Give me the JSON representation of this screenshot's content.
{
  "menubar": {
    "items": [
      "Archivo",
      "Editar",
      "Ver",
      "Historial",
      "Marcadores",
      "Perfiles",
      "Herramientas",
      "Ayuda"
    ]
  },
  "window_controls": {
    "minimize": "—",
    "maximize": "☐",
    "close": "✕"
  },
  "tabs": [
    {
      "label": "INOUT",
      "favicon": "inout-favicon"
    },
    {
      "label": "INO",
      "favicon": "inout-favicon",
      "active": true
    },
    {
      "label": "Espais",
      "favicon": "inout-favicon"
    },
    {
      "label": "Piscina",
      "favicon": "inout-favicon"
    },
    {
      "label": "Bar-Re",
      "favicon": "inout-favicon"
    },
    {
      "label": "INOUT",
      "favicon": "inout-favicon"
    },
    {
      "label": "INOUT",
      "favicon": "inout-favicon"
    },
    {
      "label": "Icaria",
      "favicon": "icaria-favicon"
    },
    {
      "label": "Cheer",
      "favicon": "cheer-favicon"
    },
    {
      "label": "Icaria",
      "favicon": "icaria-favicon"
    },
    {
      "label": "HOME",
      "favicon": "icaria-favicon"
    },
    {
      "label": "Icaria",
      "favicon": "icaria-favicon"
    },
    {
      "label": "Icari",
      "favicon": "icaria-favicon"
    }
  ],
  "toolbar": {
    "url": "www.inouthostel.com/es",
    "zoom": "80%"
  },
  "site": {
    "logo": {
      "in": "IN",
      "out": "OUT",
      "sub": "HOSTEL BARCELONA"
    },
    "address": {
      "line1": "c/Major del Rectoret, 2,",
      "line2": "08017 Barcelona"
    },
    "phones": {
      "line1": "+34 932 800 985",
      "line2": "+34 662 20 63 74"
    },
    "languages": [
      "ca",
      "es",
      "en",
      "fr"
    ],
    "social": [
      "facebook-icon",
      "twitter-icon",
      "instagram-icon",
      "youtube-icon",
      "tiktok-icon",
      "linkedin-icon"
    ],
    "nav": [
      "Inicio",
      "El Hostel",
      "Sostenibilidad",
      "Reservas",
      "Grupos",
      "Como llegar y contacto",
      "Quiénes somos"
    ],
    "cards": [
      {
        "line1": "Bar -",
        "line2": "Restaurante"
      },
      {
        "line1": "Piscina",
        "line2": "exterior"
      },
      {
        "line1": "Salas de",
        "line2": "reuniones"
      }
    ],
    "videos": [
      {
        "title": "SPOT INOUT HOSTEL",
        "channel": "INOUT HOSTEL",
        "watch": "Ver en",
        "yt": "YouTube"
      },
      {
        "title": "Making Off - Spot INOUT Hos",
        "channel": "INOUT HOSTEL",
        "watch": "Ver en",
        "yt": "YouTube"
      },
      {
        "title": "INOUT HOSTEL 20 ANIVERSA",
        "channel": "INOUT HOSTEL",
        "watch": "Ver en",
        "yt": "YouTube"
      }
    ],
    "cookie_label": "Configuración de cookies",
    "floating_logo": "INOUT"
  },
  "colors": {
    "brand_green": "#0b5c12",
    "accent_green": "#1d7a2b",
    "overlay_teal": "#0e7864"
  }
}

= = = =

The task >> Repeat the records above exactly, leaving none out.

Solution to this exercise >>
Give me the JSON representation of this screenshot's content.
{
  "menubar": {
    "items": [
      "Archivo",
      "Editar",
      "Ver",
      "Historial",
      "Marcadores",
      "Perfiles",
      "Herramientas",
      "Ayuda"
    ]
  },
  "window_controls": {
    "minimize": "—",
    "maximize": "☐",
    "close": "✕"
  },
  "tabs": [
    {
      "label": "INOUT",
      "favicon": "inout-favicon"
    },
    {
      "label": "INO",
      "favicon": "inout-favicon",
      "active": true
    },
    {
      "label": "Espais",
      "favicon": "inout-favicon"
    },
    {
      "label": "Piscina",
      "favicon": "inout-favicon"
    },
    {
      "label": "Bar-Re",
      "favicon": "inout-favicon"
    },
    {
      "label": "INOUT",
      "favicon": "inout-favicon"
    },
    {
      "label": "INOUT",
      "favicon": "inout-favicon"
    },
    {
      "label": "Icaria",
      "favicon": "icaria-favicon"
    },
    {
      "label": "Cheer",
      "favicon": "cheer-favicon"
    },
    {
      "label": "Icaria",
      "favicon": "icaria-favicon"
    },
    {
      "label": "HOME",
      "favicon": "icaria-favicon"
    },
    {
      "label": "Icaria",
      "favicon": "icaria-favicon"
    },
    {
      "label": "Icari",
      "favicon": "icaria-favicon"
    }
  ],
  "toolbar": {
    "url": "www.inouthostel.com/es",
    "zoom": "80%"
  },
  "site": {
    "logo": {
      "in": "IN",
      "out": "OUT",
      "sub": "HOSTEL BARCELONA"
    },
    "address": {
      "line1": "c/Major del Rectoret, 2,",
      "line2": "08017 Barcelona"
    },
    "phones": {
      "line1": "+34 932 800 985",
      "line2": "+34 662 20 63 74"
    },
    "languages": [
      "ca",
      "es",
      "en",
      "fr"
    ],
    "social": [
      "facebook-icon",
      "twitter-icon",
      "instagram-icon",
      "youtube-icon",
      "tiktok-icon",
      "linkedin-icon"
    ],
    "nav": [
      "Inicio",
      "El Hostel",
      "Sostenibilidad",
      "Reservas",
      "Grupos",
      "Como llegar y contacto",
      "Quiénes somos"
    ],
    "cards": [
      {
        "line1": "Bar -",
        "line2": "Restaurante"
      },
      {
        "line1": "Piscina",
        "line2": "exterior"
      },
      {
        "line1": "Salas de",
        "line2": "reuniones"
      }
    ],
    "videos": [
      {
        "title": "SPOT INOUT HOSTEL",
        "channel": "INOUT HOSTEL",
        "watch": "Ver en",
        "yt": "YouTube"
      },
      {
        "title": "Making Off - Spot INOUT Hos",
        "channel": "INOUT HOSTEL",
        "watch": "Ver en",
        "yt": "YouTube"
      },
      {
        "title": "INOUT HOSTEL 20 ANIVERSA",
        "channel": "INOUT HOSTEL",
        "watch": "Ver en",
        "yt": "YouTube"
      }
    ],
    "cookie_label": "Configuración de cookies",
    "floating_logo": "INOUT"
  },
  "colors": {
    "brand_green": "#0b5c12",
    "accent_green": "#1d7a2b",
    "overlay_teal": "#0e7864"
  }
}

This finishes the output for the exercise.